> INPUT RECORDS
..........

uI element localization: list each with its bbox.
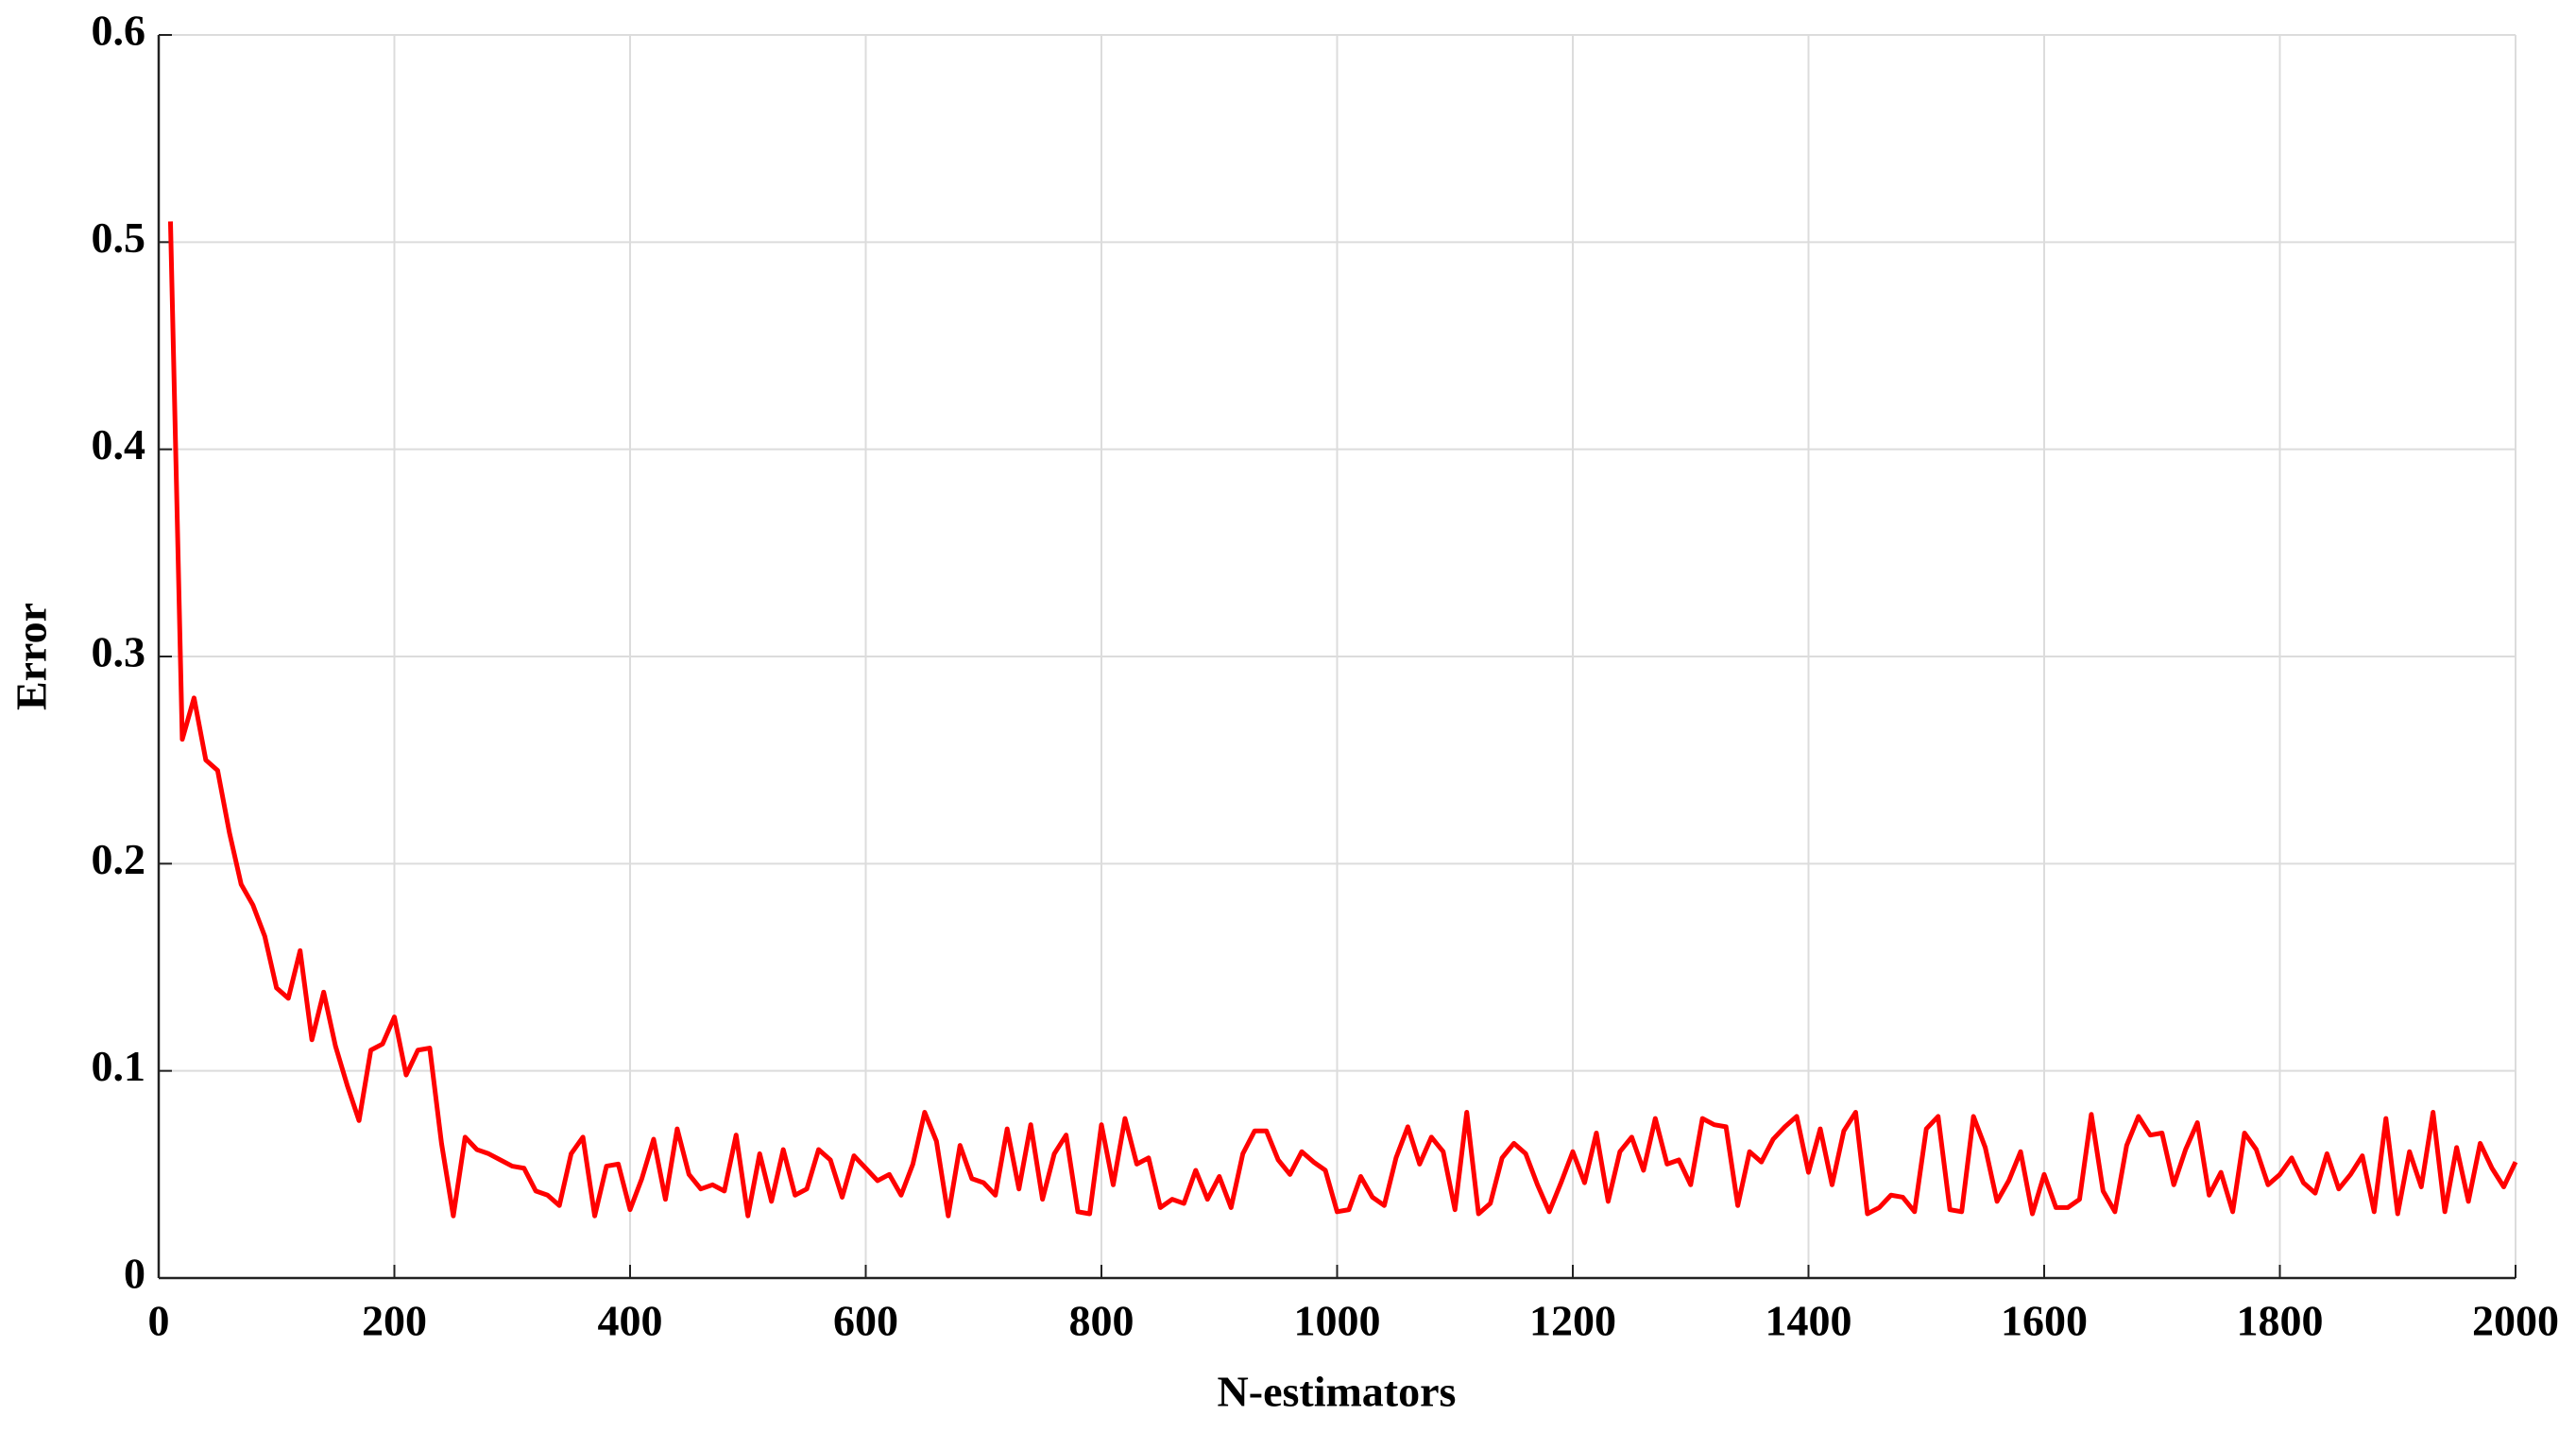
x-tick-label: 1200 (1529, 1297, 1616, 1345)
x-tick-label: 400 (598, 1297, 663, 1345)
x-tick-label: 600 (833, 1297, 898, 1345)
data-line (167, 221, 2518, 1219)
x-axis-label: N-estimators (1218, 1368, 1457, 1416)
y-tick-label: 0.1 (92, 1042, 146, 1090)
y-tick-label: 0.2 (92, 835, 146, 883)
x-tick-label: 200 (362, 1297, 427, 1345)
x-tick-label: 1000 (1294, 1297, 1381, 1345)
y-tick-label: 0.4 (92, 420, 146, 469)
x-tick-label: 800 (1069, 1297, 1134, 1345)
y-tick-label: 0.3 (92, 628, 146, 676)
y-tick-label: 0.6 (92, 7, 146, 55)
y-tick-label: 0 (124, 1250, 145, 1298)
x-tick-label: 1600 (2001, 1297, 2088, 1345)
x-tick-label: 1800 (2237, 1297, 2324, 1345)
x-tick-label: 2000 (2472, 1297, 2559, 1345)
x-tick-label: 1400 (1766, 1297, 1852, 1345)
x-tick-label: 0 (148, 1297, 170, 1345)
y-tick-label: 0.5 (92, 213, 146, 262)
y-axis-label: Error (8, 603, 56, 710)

..........

Copy out the part that opens with the line containing "x-tick-label: 1200 (1529, 1297, 1616, 1345)" and closes with the line containing "x-tick-label: 200 (362, 1297, 427, 1345)". Replace "N-estimators" with "Number of estimators" and leave everything else unchanged.

x-tick-label: 1200 (1529, 1297, 1616, 1345)
x-tick-label: 400 (598, 1297, 663, 1345)
x-tick-label: 600 (833, 1297, 898, 1345)
data-line (167, 221, 2518, 1219)
x-axis-label: Number of estimators (1218, 1368, 1457, 1416)
y-tick-label: 0.1 (92, 1042, 146, 1090)
y-tick-label: 0.2 (92, 835, 146, 883)
x-tick-label: 200 (362, 1297, 427, 1345)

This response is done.